§ What is required
Copy the records below exactly as they appear.

§ Raw records
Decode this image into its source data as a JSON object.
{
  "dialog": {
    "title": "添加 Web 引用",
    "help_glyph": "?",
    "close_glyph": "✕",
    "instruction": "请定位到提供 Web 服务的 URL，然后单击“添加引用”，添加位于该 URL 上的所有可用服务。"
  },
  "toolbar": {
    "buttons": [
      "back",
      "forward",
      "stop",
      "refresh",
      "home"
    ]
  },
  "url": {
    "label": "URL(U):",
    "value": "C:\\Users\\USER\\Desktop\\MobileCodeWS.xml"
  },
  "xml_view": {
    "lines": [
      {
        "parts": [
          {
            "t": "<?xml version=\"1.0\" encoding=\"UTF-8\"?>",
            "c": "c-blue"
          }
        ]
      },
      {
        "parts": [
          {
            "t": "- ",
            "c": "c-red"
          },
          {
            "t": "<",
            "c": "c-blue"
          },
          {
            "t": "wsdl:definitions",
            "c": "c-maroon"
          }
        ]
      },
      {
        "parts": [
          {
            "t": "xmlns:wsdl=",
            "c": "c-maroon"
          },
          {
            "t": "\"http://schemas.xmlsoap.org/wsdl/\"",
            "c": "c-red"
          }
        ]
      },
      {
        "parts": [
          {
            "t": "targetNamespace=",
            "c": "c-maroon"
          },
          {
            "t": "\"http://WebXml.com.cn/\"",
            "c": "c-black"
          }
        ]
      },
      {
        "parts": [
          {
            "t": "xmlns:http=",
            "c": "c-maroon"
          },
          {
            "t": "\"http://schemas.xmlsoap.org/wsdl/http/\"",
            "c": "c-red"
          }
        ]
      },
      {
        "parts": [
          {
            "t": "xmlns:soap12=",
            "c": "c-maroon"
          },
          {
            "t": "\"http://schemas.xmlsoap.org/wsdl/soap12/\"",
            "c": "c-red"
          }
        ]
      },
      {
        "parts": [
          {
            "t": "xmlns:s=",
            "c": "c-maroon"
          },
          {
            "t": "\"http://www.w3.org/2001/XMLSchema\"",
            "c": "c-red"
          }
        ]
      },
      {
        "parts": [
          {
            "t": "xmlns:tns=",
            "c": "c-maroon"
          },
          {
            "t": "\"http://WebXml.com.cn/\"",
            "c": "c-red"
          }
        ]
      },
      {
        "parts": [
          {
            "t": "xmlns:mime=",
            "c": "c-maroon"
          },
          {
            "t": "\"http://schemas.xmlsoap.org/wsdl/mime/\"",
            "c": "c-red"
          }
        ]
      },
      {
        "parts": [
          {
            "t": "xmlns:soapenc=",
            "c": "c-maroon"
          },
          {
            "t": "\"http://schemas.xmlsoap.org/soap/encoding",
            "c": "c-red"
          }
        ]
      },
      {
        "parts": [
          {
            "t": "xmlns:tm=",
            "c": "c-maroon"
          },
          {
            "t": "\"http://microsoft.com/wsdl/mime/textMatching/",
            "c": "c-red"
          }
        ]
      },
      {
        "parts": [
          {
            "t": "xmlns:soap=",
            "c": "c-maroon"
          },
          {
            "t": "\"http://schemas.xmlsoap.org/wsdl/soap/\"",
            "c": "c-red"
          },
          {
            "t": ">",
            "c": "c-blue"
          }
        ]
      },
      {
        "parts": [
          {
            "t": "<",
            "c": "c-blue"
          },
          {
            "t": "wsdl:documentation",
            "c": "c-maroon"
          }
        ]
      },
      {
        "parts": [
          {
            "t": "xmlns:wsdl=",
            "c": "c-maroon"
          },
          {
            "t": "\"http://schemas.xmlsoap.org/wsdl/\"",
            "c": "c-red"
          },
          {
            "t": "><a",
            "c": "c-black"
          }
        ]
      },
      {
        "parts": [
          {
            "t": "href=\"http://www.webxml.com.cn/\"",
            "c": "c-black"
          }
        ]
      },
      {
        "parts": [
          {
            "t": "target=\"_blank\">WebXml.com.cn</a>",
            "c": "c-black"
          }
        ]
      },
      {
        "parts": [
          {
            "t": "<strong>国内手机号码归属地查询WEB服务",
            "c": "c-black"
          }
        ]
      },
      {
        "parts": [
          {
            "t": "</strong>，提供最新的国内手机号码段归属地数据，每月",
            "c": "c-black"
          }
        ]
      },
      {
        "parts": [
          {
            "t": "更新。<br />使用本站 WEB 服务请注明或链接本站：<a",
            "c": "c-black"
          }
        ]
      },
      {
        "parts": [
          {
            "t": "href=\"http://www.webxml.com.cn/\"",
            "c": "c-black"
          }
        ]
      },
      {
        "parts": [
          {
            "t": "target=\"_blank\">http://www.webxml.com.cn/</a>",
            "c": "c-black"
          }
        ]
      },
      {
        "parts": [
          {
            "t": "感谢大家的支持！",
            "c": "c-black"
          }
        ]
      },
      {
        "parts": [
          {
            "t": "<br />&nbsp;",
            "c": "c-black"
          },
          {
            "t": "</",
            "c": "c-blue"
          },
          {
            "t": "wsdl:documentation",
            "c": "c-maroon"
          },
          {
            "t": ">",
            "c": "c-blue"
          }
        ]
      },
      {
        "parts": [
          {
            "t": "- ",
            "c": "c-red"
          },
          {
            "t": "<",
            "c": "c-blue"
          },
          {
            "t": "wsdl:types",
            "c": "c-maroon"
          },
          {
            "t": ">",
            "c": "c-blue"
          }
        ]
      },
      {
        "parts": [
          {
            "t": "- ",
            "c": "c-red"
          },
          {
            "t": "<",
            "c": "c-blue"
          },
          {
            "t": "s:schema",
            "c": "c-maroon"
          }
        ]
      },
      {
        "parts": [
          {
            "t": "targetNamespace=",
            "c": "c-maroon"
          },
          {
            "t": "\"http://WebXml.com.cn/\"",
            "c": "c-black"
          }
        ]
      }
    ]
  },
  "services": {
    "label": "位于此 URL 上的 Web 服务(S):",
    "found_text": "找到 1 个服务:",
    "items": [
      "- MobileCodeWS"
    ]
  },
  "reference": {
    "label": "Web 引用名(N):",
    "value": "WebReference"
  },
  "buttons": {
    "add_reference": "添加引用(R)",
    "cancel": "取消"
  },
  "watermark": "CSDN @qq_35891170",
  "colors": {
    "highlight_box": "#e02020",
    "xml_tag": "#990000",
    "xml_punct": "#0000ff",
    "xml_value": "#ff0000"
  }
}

§ Task output
Decode this image into its source data as a JSON object.
{
  "dialog": {
    "title": "添加 Web 引用",
    "help_glyph": "?",
    "close_glyph": "✕",
    "instruction": "请定位到提供 Web 服务的 URL，然后单击“添加引用”，添加位于该 URL 上的所有可用服务。"
  },
  "toolbar": {
    "buttons": [
      "back",
      "forward",
      "stop",
      "refresh",
      "home"
    ]
  },
  "url": {
    "label": "URL(U):",
    "value": "C:\\Users\\USER\\Desktop\\MobileCodeWS.xml"
  },
  "xml_view": {
    "lines": [
      {
        "parts": [
          {
            "t": "<?xml version=\"1.0\" encoding=\"UTF-8\"?>",
            "c": "c-blue"
          }
        ]
      },
      {
        "parts": [
          {
            "t": "- ",
            "c": "c-red"
          },
          {
            "t": "<",
            "c": "c-blue"
          },
          {
            "t": "wsdl:definitions",
            "c": "c-maroon"
          }
        ]
      },
      {
        "parts": [
          {
            "t": "xmlns:wsdl=",
            "c": "c-maroon"
          },
          {
            "t": "\"http://schemas.xmlsoap.org/wsdl/\"",
            "c": "c-red"
          }
        ]
      },
      {
        "parts": [
          {
            "t": "targetNamespace=",
            "c": "c-maroon"
          },
          {
            "t": "\"http://WebXml.com.cn/\"",
            "c": "c-black"
          }
        ]
      },
      {
        "parts": [
          {
            "t": "xmlns:http=",
            "c": "c-maroon"
          },
          {
            "t": "\"http://schemas.xmlsoap.org/wsdl/http/\"",
            "c": "c-red"
          }
        ]
      },
      {
        "parts": [
          {
            "t": "xmlns:soap12=",
            "c": "c-maroon"
          },
          {
            "t": "\"http://schemas.xmlsoap.org/wsdl/soap12/\"",
            "c": "c-red"
          }
        ]
      },
      {
        "parts": [
          {
            "t": "xmlns:s=",
            "c": "c-maroon"
          },
          {
            "t": "\"http://www.w3.org/2001/XMLSchema\"",
            "c": "c-red"
          }
        ]
      },
      {
        "parts": [
          {
            "t": "xmlns:tns=",
            "c": "c-maroon"
          },
          {
            "t": "\"http://WebXml.com.cn/\"",
            "c": "c-red"
          }
        ]
      },
      {
        "parts": [
          {
            "t": "xmlns:mime=",
            "c": "c-maroon"
          },
          {
            "t": "\"http://schemas.xmlsoap.org/wsdl/mime/\"",
            "c": "c-red"
          }
        ]
      },
      {
        "parts": [
          {
            "t": "xmlns:soapenc=",
            "c": "c-maroon"
          },
          {
            "t": "\"http://schemas.xmlsoap.org/soap/encoding",
            "c": "c-red"
          }
        ]
      },
      {
        "parts": [
          {
            "t": "xmlns:tm=",
            "c": "c-maroon"
          },
          {
            "t": "\"http://microsoft.com/wsdl/mime/textMatching/",
            "c": "c-red"
          }
        ]
      },
      {
        "parts": [
          {
            "t": "xmlns:soap=",
            "c": "c-maroon"
          },
          {
            "t": "\"http://schemas.xmlsoap.org/wsdl/soap/\"",
            "c": "c-red"
          },
          {
            "t": ">",
            "c": "c-blue"
          }
        ]
      },
      {
        "parts": [
          {
            "t": "<",
            "c": "c-blue"
          },
          {
            "t": "wsdl:documentation",
            "c": "c-maroon"
          }
        ]
      },
      {
        "parts": [
          {
            "t": "xmlns:wsdl=",
            "c": "c-maroon"
          },
          {
            "t": "\"http://schemas.xmlsoap.org/wsdl/\"",
            "c": "c-red"
          },
          {
            "t": "><a",
            "c": "c-black"
          }
        ]
      },
      {
        "parts": [
          {
            "t": "href=\"http://www.webxml.com.cn/\"",
            "c": "c-black"
          }
        ]
      },
      {
        "parts": [
          {
            "t": "target=\"_blank\">WebXml.com.cn</a>",
            "c": "c-black"
          }
        ]
      },
      {
        "parts": [
          {
            "t": "<strong>国内手机号码归属地查询WEB服务",
            "c": "c-black"
          }
        ]
      },
      {
        "parts": [
          {
            "t": "</strong>，提供最新的国内手机号码段归属地数据，每月",
            "c": "c-black"
          }
        ]
      },
      {
        "parts": [
          {
            "t": "更新。<br />使用本站 WEB 服务请注明或链接本站：<a",
            "c": "c-black"
          }
        ]
      },
      {
        "parts": [
          {
            "t": "href=\"http://www.webxml.com.cn/\"",
            "c": "c-black"
          }
        ]
      },
      {
        "parts": [
          {
            "t": "target=\"_blank\">http://www.webxml.com.cn/</a>",
            "c": "c-black"
          }
        ]
      },
      {
        "parts": [
          {
            "t": "感谢大家的支持！",
            "c": "c-black"
          }
        ]
      },
      {
        "parts": [
          {
            "t": "<br />&nbsp;",
            "c": "c-black"
          },
          {
            "t": "</",
            "c": "c-blue"
          },
          {
            "t": "wsdl:documentation",
            "c": "c-maroon"
          },
          {
            "t": ">",
            "c": "c-blue"
          }
        ]
      },
      {
        "parts": [
          {
            "t": "- ",
            "c": "c-red"
          },
          {
            "t": "<",
            "c": "c-blue"
          },
          {
            "t": "wsdl:types",
            "c": "c-maroon"
          },
          {
            "t": ">",
            "c": "c-blue"
          }
        ]
      },
      {
        "parts": [
          {
            "t": "- ",
            "c": "c-red"
          },
          {
            "t": "<",
            "c": "c-blue"
          },
          {
            "t": "s:schema",
            "c": "c-maroon"
          }
        ]
      },
      {
        "parts": [
          {
            "t": "targetNamespace=",
            "c": "c-maroon"
          },
          {
            "t": "\"http://WebXml.com.cn/\"",
            "c": "c-black"
          }
        ]
      }
    ]
  },
  "services": {
    "label": "位于此 URL 上的 Web 服务(S):",
    "found_text": "找到 1 个服务:",
    "items": [
      "- MobileCodeWS"
    ]
  },
  "reference": {
    "label": "Web 引用名(N):",
    "value": "WebReference"
  },
  "buttons": {
    "add_reference": "添加引用(R)",
    "cancel": "取消"
  },
  "watermark": "CSDN @qq_35891170",
  "colors": {
    "highlight_box": "#e02020",
    "xml_tag": "#990000",
    "xml_punct": "#0000ff",
    "xml_value": "#ff0000"
  }
}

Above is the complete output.